━━ Supplied entries

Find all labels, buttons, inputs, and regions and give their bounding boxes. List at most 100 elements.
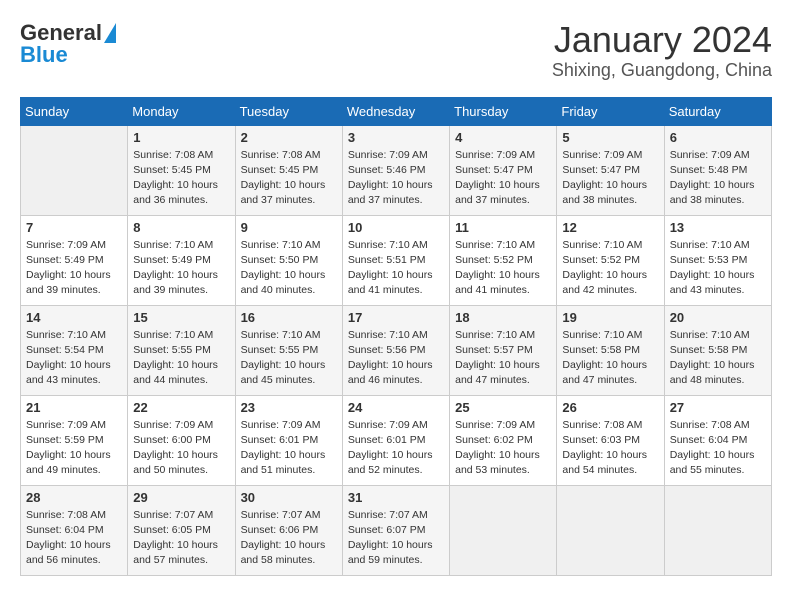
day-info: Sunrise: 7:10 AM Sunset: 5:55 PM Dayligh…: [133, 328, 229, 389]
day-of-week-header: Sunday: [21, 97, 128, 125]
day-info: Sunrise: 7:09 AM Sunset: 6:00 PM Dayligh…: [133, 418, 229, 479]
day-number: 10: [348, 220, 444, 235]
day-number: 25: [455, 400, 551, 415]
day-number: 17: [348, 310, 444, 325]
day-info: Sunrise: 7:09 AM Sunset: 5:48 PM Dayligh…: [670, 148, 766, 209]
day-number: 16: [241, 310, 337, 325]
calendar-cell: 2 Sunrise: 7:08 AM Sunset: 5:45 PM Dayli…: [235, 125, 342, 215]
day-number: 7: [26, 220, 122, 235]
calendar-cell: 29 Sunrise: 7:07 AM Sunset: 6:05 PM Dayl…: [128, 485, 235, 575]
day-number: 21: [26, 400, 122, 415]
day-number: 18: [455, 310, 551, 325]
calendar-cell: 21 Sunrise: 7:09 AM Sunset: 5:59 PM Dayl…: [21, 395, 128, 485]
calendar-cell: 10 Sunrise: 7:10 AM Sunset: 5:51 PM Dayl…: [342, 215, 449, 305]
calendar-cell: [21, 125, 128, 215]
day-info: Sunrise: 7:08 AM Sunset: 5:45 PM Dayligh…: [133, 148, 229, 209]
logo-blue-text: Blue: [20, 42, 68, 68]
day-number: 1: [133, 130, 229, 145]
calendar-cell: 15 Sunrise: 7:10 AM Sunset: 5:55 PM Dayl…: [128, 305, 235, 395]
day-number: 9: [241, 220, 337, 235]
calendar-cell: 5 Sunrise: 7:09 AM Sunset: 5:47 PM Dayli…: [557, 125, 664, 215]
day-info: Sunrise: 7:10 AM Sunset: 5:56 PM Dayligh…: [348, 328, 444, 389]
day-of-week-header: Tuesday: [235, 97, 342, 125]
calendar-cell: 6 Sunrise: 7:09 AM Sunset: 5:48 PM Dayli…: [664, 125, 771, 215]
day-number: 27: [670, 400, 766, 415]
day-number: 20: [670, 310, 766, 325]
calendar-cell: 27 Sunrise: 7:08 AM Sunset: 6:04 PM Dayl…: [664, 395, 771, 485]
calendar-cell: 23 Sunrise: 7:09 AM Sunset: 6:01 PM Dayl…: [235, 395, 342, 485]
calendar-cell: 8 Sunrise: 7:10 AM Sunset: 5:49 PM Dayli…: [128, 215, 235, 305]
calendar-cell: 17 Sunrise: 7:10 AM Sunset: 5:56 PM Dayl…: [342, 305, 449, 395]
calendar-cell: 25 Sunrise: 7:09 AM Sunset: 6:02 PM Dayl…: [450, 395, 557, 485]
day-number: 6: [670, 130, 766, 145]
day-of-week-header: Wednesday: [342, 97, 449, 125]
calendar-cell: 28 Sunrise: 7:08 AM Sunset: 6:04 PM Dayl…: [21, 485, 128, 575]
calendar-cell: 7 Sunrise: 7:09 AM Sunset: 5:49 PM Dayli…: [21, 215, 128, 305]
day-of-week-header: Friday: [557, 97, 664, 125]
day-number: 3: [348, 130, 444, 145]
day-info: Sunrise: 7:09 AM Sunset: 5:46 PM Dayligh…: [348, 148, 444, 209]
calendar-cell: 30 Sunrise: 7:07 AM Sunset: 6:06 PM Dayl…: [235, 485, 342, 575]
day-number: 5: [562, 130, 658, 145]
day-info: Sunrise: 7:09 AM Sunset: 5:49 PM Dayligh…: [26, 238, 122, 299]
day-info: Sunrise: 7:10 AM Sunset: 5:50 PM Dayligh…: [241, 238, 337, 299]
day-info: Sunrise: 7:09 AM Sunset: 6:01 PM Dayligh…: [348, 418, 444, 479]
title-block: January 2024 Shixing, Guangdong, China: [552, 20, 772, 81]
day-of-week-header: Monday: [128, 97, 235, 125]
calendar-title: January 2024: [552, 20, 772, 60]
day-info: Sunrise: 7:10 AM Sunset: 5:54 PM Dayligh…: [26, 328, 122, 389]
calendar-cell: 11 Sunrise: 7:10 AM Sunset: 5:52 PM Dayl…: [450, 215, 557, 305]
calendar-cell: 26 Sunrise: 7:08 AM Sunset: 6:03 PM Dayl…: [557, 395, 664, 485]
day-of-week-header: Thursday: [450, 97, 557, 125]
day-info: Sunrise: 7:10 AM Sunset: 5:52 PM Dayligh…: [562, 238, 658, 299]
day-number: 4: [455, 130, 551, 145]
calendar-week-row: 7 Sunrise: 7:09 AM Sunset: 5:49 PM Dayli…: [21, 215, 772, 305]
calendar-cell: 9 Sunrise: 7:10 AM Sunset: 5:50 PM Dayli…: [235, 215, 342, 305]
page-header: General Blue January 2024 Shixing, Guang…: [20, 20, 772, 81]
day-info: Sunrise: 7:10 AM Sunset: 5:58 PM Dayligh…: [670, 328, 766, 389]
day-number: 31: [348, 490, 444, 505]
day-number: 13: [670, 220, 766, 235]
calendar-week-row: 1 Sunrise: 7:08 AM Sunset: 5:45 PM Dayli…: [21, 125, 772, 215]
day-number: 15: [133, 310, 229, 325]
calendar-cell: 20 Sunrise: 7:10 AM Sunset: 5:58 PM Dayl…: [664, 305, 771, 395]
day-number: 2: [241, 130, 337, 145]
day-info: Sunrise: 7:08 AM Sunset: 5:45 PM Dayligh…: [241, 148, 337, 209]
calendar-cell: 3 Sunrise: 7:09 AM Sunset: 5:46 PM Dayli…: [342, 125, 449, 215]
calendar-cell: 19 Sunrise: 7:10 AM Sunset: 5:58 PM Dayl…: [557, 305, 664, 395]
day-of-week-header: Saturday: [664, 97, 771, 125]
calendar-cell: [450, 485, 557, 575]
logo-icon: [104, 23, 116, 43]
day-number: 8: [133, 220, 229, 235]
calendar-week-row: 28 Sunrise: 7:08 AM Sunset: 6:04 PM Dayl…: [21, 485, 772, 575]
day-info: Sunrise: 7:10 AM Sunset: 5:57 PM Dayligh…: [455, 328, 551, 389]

━━━━

What is expected:
Reproduce verbatim the lines of data from the line containing "day-info: Sunrise: 7:10 AM Sunset: 5:55" through the line containing "day-info: Sunrise: 7:09 AM Sunset: 5:46", both lines included.

Exercise response:
day-info: Sunrise: 7:10 AM Sunset: 5:55 PM Dayligh…: [133, 328, 229, 389]
day-of-week-header: Sunday: [21, 97, 128, 125]
day-info: Sunrise: 7:09 AM Sunset: 6:00 PM Dayligh…: [133, 418, 229, 479]
day-number: 10: [348, 220, 444, 235]
day-number: 25: [455, 400, 551, 415]
day-number: 17: [348, 310, 444, 325]
day-info: Sunrise: 7:09 AM Sunset: 5:48 PM Dayligh…: [670, 148, 766, 209]
day-number: 16: [241, 310, 337, 325]
calendar-cell: 2 Sunrise: 7:08 AM Sunset: 5:45 PM Dayli…: [235, 125, 342, 215]
day-number: 7: [26, 220, 122, 235]
calendar-cell: 29 Sunrise: 7:07 AM Sunset: 6:05 PM Dayl…: [128, 485, 235, 575]
day-number: 21: [26, 400, 122, 415]
day-number: 18: [455, 310, 551, 325]
calendar-cell: 21 Sunrise: 7:09 AM Sunset: 5:59 PM Dayl…: [21, 395, 128, 485]
calendar-cell: 10 Sunrise: 7:10 AM Sunset: 5:51 PM Dayl…: [342, 215, 449, 305]
calendar-cell: [21, 125, 128, 215]
day-info: Sunrise: 7:08 AM Sunset: 5:45 PM Dayligh…: [133, 148, 229, 209]
logo-blue-text: Blue: [20, 42, 68, 68]
day-number: 1: [133, 130, 229, 145]
calendar-cell: 15 Sunrise: 7:10 AM Sunset: 5:55 PM Dayl…: [128, 305, 235, 395]
day-number: 9: [241, 220, 337, 235]
calendar-cell: 5 Sunrise: 7:09 AM Sunset: 5:47 PM Dayli…: [557, 125, 664, 215]
day-info: Sunrise: 7:10 AM Sunset: 5:56 PM Dayligh…: [348, 328, 444, 389]
day-of-week-header: Tuesday: [235, 97, 342, 125]
calendar-cell: 6 Sunrise: 7:09 AM Sunset: 5:48 PM Dayli…: [664, 125, 771, 215]
day-number: 27: [670, 400, 766, 415]
day-number: 20: [670, 310, 766, 325]
calendar-cell: 27 Sunrise: 7:08 AM Sunset: 6:04 PM Dayl…: [664, 395, 771, 485]
calendar-cell: 23 Sunrise: 7:09 AM Sunset: 6:01 PM Dayl…: [235, 395, 342, 485]
calendar-cell: 8 Sunrise: 7:10 AM Sunset: 5:49 PM Dayli…: [128, 215, 235, 305]
calendar-cell: 17 Sunrise: 7:10 AM Sunset: 5:56 PM Dayl…: [342, 305, 449, 395]
calendar-cell: 25 Sunrise: 7:09 AM Sunset: 6:02 PM Dayl…: [450, 395, 557, 485]
day-number: 6: [670, 130, 766, 145]
day-of-week-header: Wednesday: [342, 97, 449, 125]
calendar-cell: 28 Sunrise: 7:08 AM Sunset: 6:04 PM Dayl…: [21, 485, 128, 575]
calendar-cell: 7 Sunrise: 7:09 AM Sunset: 5:49 PM Dayli…: [21, 215, 128, 305]
day-of-week-header: Friday: [557, 97, 664, 125]
day-number: 3: [348, 130, 444, 145]
day-info: Sunrise: 7:09 AM Sunset: 5:46 PM Dayligh…: [348, 148, 444, 209]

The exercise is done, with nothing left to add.